_Records supplied_.
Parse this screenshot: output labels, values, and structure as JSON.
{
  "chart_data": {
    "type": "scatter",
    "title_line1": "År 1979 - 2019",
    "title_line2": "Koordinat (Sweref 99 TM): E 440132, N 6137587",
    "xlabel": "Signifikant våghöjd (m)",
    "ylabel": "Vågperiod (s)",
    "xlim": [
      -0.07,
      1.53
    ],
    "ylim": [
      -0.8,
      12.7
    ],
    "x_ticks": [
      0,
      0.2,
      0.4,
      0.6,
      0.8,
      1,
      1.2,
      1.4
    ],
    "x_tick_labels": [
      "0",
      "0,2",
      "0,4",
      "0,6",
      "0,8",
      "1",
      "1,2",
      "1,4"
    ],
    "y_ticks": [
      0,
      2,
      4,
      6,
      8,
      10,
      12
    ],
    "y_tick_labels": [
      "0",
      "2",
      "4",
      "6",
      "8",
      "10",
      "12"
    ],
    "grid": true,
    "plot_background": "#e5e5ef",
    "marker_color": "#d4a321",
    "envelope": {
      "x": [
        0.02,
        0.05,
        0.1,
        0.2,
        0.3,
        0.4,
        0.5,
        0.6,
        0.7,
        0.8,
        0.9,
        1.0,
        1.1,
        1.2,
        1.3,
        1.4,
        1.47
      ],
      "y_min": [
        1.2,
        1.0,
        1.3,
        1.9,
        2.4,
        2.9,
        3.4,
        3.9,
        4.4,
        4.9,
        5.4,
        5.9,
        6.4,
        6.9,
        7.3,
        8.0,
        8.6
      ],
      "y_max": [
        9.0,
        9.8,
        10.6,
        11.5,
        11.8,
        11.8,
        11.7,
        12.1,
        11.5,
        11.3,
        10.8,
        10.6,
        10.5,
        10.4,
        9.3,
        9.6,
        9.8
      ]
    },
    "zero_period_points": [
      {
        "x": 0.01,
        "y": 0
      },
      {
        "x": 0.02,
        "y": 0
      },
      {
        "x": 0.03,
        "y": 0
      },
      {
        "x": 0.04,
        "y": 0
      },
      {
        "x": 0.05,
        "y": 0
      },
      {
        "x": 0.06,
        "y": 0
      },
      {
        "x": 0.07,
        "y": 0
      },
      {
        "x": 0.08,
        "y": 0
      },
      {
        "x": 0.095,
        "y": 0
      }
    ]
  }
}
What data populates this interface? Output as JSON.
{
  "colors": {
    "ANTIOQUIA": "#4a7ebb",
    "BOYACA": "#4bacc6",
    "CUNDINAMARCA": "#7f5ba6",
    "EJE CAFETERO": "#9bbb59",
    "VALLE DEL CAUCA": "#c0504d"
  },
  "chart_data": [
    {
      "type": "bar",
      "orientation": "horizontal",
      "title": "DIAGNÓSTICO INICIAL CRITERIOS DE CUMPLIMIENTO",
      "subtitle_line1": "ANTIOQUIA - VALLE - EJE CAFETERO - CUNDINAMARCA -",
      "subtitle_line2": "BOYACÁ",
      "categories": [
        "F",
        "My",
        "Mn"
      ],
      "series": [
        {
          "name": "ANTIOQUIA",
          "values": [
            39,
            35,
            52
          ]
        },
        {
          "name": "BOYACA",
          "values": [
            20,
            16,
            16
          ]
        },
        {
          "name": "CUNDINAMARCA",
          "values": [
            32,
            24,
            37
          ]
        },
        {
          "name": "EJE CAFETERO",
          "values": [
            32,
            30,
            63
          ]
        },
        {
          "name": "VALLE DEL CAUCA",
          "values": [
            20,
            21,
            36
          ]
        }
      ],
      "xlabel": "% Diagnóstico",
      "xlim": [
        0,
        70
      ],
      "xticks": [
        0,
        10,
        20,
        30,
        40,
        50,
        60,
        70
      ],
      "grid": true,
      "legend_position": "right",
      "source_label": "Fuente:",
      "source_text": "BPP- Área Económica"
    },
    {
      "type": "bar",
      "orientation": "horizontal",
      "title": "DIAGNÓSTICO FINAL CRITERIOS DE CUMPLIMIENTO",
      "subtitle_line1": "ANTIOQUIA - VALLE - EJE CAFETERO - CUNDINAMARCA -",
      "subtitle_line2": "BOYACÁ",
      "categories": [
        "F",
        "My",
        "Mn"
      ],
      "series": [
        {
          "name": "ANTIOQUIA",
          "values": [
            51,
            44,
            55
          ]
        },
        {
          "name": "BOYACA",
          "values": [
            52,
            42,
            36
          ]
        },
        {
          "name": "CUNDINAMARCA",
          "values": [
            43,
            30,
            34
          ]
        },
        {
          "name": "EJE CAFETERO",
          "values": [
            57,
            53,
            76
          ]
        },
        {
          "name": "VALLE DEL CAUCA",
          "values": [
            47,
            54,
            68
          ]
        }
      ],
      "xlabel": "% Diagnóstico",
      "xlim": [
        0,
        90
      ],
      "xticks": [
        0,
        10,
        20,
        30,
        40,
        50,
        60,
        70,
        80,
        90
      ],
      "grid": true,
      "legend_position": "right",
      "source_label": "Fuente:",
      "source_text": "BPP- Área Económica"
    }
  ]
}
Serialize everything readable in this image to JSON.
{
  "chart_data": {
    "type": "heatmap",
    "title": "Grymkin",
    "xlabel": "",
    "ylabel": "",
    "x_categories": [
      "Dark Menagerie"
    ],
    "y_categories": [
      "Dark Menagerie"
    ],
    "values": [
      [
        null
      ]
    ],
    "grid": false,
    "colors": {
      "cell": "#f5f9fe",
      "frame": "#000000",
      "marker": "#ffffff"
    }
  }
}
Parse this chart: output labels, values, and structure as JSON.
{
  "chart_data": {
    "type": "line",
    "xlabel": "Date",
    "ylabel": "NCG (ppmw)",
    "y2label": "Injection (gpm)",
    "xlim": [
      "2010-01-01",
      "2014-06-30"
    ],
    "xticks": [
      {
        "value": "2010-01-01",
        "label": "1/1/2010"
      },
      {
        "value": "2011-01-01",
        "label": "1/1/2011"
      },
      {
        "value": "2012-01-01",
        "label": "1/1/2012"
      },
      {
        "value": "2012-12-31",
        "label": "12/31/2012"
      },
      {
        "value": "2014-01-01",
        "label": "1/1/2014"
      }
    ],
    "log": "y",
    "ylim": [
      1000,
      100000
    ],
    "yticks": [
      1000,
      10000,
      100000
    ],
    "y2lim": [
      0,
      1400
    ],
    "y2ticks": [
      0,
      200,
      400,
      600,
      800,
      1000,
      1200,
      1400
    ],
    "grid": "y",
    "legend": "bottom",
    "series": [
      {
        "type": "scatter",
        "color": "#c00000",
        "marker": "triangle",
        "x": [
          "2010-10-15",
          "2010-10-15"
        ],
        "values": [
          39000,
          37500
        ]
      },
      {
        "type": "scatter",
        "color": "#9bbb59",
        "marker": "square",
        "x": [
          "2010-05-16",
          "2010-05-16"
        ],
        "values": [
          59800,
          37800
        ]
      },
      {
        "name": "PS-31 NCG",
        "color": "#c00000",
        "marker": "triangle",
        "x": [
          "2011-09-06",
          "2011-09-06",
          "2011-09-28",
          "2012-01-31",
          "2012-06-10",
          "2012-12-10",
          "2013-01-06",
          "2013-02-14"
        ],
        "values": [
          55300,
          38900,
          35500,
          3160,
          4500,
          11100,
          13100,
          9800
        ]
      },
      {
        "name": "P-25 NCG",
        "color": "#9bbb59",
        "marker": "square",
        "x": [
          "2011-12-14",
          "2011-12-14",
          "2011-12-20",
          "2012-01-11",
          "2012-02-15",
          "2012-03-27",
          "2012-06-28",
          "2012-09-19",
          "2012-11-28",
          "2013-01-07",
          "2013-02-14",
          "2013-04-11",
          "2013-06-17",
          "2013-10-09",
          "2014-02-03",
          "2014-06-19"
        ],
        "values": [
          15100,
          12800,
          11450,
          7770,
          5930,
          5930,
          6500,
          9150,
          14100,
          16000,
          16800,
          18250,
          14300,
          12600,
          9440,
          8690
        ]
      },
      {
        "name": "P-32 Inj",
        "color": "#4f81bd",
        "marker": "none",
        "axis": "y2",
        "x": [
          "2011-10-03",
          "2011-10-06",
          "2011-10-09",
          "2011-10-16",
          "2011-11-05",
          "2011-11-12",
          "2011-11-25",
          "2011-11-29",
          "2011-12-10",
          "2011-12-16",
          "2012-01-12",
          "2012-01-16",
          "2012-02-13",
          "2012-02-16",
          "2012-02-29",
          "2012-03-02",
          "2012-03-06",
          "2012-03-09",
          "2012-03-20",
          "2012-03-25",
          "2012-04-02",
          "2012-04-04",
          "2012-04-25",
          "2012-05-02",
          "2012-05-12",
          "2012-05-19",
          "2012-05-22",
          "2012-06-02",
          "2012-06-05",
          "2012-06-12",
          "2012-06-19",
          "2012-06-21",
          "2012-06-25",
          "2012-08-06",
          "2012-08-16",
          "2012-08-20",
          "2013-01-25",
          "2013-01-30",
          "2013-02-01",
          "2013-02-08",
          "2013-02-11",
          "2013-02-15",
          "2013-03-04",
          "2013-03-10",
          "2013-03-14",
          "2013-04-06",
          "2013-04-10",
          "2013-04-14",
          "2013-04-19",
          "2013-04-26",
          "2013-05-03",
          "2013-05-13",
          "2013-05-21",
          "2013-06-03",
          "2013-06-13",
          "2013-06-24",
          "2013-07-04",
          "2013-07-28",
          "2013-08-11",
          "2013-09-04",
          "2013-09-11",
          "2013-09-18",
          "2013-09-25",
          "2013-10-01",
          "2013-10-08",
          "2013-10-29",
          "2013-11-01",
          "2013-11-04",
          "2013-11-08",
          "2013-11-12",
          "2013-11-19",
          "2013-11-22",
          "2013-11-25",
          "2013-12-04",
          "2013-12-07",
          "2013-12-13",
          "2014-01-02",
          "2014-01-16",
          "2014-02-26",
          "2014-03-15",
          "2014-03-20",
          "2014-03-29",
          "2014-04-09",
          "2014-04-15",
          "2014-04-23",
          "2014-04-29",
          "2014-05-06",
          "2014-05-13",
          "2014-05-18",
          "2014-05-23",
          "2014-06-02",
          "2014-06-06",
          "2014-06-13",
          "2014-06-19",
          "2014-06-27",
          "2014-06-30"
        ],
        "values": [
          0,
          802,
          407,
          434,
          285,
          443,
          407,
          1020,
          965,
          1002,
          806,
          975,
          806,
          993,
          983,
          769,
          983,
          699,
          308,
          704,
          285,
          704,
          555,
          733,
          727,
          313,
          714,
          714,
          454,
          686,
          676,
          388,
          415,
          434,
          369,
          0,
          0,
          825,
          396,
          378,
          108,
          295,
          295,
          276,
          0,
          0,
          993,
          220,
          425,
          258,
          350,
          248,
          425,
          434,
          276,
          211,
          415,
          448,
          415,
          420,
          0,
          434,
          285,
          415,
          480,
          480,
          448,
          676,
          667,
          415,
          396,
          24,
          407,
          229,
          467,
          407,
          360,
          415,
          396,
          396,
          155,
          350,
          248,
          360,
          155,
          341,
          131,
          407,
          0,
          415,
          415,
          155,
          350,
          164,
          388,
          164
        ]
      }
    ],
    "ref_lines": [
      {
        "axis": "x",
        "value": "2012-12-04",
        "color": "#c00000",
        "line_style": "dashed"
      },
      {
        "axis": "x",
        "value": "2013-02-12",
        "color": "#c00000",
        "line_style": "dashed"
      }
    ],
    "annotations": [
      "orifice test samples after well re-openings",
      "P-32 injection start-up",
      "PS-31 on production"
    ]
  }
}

_Required task_.
Among the lines of the data, identify those with the word "type". Copy each of them.

_Solution to the problem_.
    "type": "scatter",
      "type": "bar",
      "type": "bar",
    "type": "heatmap",
    "type": "line",
        "type": "scatter",
        "type": "scatter",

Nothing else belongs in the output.